_Exercise prompt_
Every line of the data that contains the string "JUAN" must be copied.

Data extracted from a collection:
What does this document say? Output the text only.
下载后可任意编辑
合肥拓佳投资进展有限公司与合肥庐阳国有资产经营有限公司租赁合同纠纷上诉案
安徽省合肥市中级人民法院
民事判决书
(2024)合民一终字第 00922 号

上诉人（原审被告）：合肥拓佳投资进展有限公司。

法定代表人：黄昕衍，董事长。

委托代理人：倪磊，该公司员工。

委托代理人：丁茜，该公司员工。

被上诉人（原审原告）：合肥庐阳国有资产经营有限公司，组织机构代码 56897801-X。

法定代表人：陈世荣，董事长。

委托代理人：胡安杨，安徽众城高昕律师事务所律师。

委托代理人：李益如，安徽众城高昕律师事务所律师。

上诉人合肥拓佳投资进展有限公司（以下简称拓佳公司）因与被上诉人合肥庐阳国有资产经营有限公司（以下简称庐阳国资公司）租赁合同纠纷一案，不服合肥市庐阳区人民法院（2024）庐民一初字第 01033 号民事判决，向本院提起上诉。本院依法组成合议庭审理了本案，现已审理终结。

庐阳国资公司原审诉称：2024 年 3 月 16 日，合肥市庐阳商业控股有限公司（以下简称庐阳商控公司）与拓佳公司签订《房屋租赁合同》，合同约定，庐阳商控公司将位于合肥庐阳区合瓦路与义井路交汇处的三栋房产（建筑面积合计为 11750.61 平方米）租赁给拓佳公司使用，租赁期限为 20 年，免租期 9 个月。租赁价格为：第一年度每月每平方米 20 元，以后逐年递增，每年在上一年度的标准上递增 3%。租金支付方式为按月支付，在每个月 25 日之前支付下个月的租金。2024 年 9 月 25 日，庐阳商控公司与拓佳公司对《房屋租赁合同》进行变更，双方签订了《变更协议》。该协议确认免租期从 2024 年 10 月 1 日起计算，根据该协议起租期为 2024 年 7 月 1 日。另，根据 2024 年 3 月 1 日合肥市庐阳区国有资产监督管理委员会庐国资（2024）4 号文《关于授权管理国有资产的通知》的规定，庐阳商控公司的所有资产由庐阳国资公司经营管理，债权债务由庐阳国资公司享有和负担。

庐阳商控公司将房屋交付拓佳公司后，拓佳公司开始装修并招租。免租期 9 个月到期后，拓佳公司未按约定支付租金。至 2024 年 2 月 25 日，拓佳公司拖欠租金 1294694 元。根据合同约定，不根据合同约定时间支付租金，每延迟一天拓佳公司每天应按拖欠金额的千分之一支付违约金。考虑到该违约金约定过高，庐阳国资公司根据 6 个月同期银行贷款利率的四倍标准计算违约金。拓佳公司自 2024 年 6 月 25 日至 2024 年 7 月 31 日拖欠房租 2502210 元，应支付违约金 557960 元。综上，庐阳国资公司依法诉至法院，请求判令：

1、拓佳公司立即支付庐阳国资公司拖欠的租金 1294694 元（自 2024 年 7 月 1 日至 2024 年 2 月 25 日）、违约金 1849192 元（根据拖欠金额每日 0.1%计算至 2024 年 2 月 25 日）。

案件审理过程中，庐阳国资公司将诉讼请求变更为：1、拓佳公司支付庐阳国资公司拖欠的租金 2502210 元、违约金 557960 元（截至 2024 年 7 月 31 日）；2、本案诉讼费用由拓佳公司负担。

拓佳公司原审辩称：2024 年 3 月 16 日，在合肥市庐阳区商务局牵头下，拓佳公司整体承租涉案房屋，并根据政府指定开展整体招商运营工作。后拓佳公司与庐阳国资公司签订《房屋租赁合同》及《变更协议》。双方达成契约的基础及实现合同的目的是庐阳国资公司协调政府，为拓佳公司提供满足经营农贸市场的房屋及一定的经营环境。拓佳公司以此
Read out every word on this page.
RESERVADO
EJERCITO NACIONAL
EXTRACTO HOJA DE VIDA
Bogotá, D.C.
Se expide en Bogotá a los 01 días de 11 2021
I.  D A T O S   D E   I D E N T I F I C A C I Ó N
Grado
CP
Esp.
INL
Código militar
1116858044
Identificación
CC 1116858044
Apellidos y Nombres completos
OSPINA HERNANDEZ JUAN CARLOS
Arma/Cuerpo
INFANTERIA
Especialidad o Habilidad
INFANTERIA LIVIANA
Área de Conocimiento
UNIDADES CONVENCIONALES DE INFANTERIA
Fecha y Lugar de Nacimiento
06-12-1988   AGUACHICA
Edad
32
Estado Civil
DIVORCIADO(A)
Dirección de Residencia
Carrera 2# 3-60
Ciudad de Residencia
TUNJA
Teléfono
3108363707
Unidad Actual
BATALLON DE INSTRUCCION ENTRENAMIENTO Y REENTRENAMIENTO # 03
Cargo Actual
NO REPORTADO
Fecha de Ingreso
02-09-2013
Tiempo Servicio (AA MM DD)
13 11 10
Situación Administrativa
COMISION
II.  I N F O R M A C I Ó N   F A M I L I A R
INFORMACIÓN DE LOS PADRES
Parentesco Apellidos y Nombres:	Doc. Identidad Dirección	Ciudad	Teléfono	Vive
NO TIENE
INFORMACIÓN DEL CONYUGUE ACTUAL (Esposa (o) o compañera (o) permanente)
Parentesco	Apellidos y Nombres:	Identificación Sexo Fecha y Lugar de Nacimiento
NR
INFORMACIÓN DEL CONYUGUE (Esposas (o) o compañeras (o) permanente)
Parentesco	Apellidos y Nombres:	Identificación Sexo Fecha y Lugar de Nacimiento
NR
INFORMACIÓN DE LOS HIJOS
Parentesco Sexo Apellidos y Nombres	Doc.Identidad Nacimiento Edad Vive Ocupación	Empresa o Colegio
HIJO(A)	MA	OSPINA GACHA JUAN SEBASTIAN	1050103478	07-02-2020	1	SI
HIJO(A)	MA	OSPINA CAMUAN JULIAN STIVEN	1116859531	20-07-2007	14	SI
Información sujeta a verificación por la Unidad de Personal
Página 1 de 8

_Final result_
OSPINA HERNANDEZ JUAN CARLOS
HIJO(A)	MA	OSPINA GACHA JUAN SEBASTIAN	1050103478	07-02-2020	1	SI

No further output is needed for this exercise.